Give every line of the material again, exactly as written.

=== Task inputs ===

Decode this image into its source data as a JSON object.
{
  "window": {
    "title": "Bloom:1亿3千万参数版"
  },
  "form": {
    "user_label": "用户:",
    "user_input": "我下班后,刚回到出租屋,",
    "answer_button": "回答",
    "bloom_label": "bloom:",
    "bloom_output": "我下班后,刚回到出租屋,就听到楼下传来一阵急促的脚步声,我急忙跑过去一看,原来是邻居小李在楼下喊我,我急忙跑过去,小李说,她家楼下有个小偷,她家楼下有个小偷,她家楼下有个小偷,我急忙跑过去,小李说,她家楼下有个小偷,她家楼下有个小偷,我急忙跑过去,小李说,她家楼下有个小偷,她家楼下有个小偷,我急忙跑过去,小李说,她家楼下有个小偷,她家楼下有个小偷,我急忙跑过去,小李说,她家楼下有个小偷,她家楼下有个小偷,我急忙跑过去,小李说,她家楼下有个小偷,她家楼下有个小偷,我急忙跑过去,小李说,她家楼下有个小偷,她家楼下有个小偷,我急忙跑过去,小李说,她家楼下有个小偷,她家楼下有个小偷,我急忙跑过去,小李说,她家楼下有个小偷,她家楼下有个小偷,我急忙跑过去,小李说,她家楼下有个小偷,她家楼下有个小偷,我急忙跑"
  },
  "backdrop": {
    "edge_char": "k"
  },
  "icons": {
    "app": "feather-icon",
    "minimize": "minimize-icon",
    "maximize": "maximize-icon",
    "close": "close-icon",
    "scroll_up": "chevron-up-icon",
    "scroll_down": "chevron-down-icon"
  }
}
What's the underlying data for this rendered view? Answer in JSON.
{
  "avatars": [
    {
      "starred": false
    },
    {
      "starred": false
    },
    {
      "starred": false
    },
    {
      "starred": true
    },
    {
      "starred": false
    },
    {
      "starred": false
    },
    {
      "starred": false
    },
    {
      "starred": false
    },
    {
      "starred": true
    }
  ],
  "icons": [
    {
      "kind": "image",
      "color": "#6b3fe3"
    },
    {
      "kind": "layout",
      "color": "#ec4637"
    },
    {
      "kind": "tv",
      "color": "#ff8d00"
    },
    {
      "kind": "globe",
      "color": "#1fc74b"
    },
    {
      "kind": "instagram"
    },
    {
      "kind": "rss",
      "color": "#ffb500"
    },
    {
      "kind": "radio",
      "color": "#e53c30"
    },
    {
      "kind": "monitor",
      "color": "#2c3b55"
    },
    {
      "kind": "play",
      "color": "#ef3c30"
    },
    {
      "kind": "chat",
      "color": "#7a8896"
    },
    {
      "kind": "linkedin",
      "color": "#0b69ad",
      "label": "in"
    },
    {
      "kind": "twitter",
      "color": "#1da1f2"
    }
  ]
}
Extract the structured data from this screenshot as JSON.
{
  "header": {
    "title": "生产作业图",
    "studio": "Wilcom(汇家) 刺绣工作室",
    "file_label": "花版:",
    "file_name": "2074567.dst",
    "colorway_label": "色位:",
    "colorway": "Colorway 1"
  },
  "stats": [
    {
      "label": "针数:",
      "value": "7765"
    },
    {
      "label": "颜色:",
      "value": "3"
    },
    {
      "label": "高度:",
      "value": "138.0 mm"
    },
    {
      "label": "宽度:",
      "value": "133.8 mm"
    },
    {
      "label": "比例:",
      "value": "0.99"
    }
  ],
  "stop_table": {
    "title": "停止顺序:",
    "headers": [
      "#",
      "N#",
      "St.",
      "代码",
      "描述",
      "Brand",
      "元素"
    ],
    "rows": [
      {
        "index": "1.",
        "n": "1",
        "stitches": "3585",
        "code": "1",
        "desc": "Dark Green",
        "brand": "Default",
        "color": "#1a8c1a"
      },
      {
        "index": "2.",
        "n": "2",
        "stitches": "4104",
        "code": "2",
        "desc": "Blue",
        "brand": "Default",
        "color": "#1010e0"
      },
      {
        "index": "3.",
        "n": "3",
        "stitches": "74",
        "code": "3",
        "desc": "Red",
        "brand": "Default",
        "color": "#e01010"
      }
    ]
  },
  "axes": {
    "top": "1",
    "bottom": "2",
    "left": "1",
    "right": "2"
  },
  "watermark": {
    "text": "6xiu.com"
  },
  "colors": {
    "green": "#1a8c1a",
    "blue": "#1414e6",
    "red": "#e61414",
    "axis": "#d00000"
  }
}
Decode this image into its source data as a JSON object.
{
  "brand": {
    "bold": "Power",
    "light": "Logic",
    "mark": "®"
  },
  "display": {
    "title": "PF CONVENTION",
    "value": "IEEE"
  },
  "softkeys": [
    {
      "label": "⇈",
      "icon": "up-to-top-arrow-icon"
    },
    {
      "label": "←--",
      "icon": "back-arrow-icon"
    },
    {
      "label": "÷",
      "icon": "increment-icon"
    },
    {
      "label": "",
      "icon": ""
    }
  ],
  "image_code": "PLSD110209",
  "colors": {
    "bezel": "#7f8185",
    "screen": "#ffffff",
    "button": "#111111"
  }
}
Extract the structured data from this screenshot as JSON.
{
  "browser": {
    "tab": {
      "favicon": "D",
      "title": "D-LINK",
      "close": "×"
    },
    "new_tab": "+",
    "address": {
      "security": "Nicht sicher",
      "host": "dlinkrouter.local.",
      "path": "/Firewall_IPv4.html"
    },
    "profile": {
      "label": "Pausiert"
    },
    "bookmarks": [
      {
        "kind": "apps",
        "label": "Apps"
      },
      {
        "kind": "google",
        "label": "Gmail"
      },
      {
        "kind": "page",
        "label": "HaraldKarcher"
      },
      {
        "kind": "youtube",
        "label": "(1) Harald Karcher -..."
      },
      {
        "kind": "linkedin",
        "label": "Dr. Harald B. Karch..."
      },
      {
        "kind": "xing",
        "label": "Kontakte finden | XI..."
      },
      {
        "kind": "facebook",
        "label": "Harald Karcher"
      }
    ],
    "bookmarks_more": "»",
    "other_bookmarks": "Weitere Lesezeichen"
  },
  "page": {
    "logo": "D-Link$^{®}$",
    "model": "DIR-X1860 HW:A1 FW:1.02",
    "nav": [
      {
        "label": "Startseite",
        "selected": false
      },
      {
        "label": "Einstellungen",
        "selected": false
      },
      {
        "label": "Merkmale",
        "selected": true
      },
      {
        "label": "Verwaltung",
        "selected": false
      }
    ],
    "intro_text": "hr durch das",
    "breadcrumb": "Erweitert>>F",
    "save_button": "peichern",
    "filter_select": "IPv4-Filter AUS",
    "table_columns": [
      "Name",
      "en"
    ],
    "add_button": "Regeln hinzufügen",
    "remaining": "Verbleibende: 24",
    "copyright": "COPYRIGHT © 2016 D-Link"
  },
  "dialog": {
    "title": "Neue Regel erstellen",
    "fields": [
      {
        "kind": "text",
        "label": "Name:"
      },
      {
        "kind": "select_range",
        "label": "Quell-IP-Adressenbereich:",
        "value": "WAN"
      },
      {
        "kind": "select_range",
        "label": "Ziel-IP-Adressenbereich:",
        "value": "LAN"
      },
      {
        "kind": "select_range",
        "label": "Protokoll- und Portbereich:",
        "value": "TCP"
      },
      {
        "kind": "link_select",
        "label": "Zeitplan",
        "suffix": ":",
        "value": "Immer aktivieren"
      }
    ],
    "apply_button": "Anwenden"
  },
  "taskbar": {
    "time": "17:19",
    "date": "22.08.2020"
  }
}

===

Correct answer:
Decode this image into its source data as a JSON object.
{
  "window": {
    "title": "Bloom:1亿3千万参数版"
  },
  "form": {
    "user_label": "用户:",
    "user_input": "我下班后,刚回到出租屋,",
    "answer_button": "回答",
    "bloom_label": "bloom:",
    "bloom_output": "我下班后,刚回到出租屋,就听到楼下传来一阵急促的脚步声,我急忙跑过去一看,原来是邻居小李在楼下喊我,我急忙跑过去,小李说,她家楼下有个小偷,她家楼下有个小偷,她家楼下有个小偷,我急忙跑过去,小李说,她家楼下有个小偷,她家楼下有个小偷,我急忙跑过去,小李说,她家楼下有个小偷,她家楼下有个小偷,我急忙跑过去,小李说,她家楼下有个小偷,她家楼下有个小偷,我急忙跑过去,小李说,她家楼下有个小偷,她家楼下有个小偷,我急忙跑过去,小李说,她家楼下有个小偷,她家楼下有个小偷,我急忙跑过去,小李说,她家楼下有个小偷,她家楼下有个小偷,我急忙跑过去,小李说,她家楼下有个小偷,她家楼下有个小偷,我急忙跑过去,小李说,她家楼下有个小偷,她家楼下有个小偷,我急忙跑过去,小李说,她家楼下有个小偷,她家楼下有个小偷,我急忙跑"
  },
  "backdrop": {
    "edge_char": "k"
  },
  "icons": {
    "app": "feather-icon",
    "minimize": "minimize-icon",
    "maximize": "maximize-icon",
    "close": "close-icon",
    "scroll_up": "chevron-up-icon",
    "scroll_down": "chevron-down-icon"
  }
}
What's the underlying data for this rendered view? Answer in JSON.
{
  "avatars": [
    {
      "starred": false
    },
    {
      "starred": false
    },
    {
      "starred": false
    },
    {
      "starred": true
    },
    {
      "starred": false
    },
    {
      "starred": false
    },
    {
      "starred": false
    },
    {
      "starred": false
    },
    {
      "starred": true
    }
  ],
  "icons": [
    {
      "kind": "image",
      "color": "#6b3fe3"
    },
    {
      "kind": "layout",
      "color": "#ec4637"
    },
    {
      "kind": "tv",
      "color": "#ff8d00"
    },
    {
      "kind": "globe",
      "color": "#1fc74b"
    },
    {
      "kind": "instagram"
    },
    {
      "kind": "rss",
      "color": "#ffb500"
    },
    {
      "kind": "radio",
      "color": "#e53c30"
    },
    {
      "kind": "monitor",
      "color": "#2c3b55"
    },
    {
      "kind": "play",
      "color": "#ef3c30"
    },
    {
      "kind": "chat",
      "color": "#7a8896"
    },
    {
      "kind": "linkedin",
      "color": "#0b69ad",
      "label": "in"
    },
    {
      "kind": "twitter",
      "color": "#1da1f2"
    }
  ]
}
Extract the structured data from this screenshot as JSON.
{
  "header": {
    "title": "生产作业图",
    "studio": "Wilcom(汇家) 刺绣工作室",
    "file_label": "花版:",
    "file_name": "2074567.dst",
    "colorway_label": "色位:",
    "colorway": "Colorway 1"
  },
  "stats": [
    {
      "label": "针数:",
      "value": "7765"
    },
    {
      "label": "颜色:",
      "value": "3"
    },
    {
      "label": "高度:",
      "value": "138.0 mm"
    },
    {
      "label": "宽度:",
      "value": "133.8 mm"
    },
    {
      "label": "比例:",
      "value": "0.99"
    }
  ],
  "stop_table": {
    "title": "停止顺序:",
    "headers": [
      "#",
      "N#",
      "St.",
      "代码",
      "描述",
      "Brand",
      "元素"
    ],
    "rows": [
      {
        "index": "1.",
        "n": "1",
        "stitches": "3585",
        "code": "1",
        "desc": "Dark Green",
        "brand": "Default",
        "color": "#1a8c1a"
      },
      {
        "index": "2.",
        "n": "2",
        "stitches": "4104",
        "code": "2",
        "desc": "Blue",
        "brand": "Default",
        "color": "#1010e0"
      },
      {
        "index": "3.",
        "n": "3",
        "stitches": "74",
        "code": "3",
        "desc": "Red",
        "brand": "Default",
        "color": "#e01010"
      }
    ]
  },
  "axes": {
    "top": "1",
    "bottom": "2",
    "left": "1",
    "right": "2"
  },
  "watermark": {
    "text": "6xiu.com"
  },
  "colors": {
    "green": "#1a8c1a",
    "blue": "#1414e6",
    "red": "#e61414",
    "axis": "#d00000"
  }
}
Decode this image into its source data as a JSON object.
{
  "brand": {
    "bold": "Power",
    "light": "Logic",
    "mark": "®"
  },
  "display": {
    "title": "PF CONVENTION",
    "value": "IEEE"
  },
  "softkeys": [
    {
      "label": "⇈",
      "icon": "up-to-top-arrow-icon"
    },
    {
      "label": "←--",
      "icon": "back-arrow-icon"
    },
    {
      "label": "÷",
      "icon": "increment-icon"
    },
    {
      "label": "",
      "icon": ""
    }
  ],
  "image_code": "PLSD110209",
  "colors": {
    "bezel": "#7f8185",
    "screen": "#ffffff",
    "button": "#111111"
  }
}
Extract the structured data from this screenshot as JSON.
{
  "browser": {
    "tab": {
      "favicon": "D",
      "title": "D-LINK",
      "close": "×"
    },
    "new_tab": "+",
    "address": {
      "security": "Nicht sicher",
      "host": "dlinkrouter.local.",
      "path": "/Firewall_IPv4.html"
    },
    "profile": {
      "label": "Pausiert"
    },
    "bookmarks": [
      {
        "kind": "apps",
        "label": "Apps"
      },
      {
        "kind": "google",
        "label": "Gmail"
      },
      {
        "kind": "page",
        "label": "HaraldKarcher"
      },
      {
        "kind": "youtube",
        "label": "(1) Harald Karcher -..."
      },
      {
        "kind": "linkedin",
        "label": "Dr. Harald B. Karch..."
      },
      {
        "kind": "xing",
        "label": "Kontakte finden | XI..."
      },
      {
        "kind": "facebook",
        "label": "Harald Karcher"
      }
    ],
    "bookmarks_more": "»",
    "other_bookmarks": "Weitere Lesezeichen"
  },
  "page": {
    "logo": "D-Link$^{®}$",
    "model": "DIR-X1860 HW:A1 FW:1.02",
    "nav": [
      {
        "label": "Startseite",
        "selected": false
      },
      {
        "label": "Einstellungen",
        "selected": false
      },
      {
        "label": "Merkmale",
        "selected": true
      },
      {
        "label": "Verwaltung",
        "selected": false
      }
    ],
    "intro_text": "hr durch das",
    "breadcrumb": "Erweitert>>F",
    "save_button": "peichern",
    "filter_select": "IPv4-Filter AUS",
    "table_columns": [
      "Name",
      "en"
    ],
    "add_button": "Regeln hinzufügen",
    "remaining": "Verbleibende: 24",
    "copyright": "COPYRIGHT © 2016 D-Link"
  },
  "dialog": {
    "title": "Neue Regel erstellen",
    "fields": [
      {
        "kind": "text",
        "label": "Name:"
      },
      {
        "kind": "select_range",
        "label": "Quell-IP-Adressenbereich:",
        "value": "WAN"
      },
      {
        "kind": "select_range",
        "label": "Ziel-IP-Adressenbereich:",
        "value": "LAN"
      },
      {
        "kind": "select_range",
        "label": "Protokoll- und Portbereich:",
        "value": "TCP"
      },
      {
        "kind": "link_select",
        "label": "Zeitplan",
        "suffix": ":",
        "value": "Immer aktivieren"
      }
    ],
    "apply_button": "Anwenden"
  },
  "taskbar": {
    "time": "17:19",
    "date": "22.08.2020"
  }
}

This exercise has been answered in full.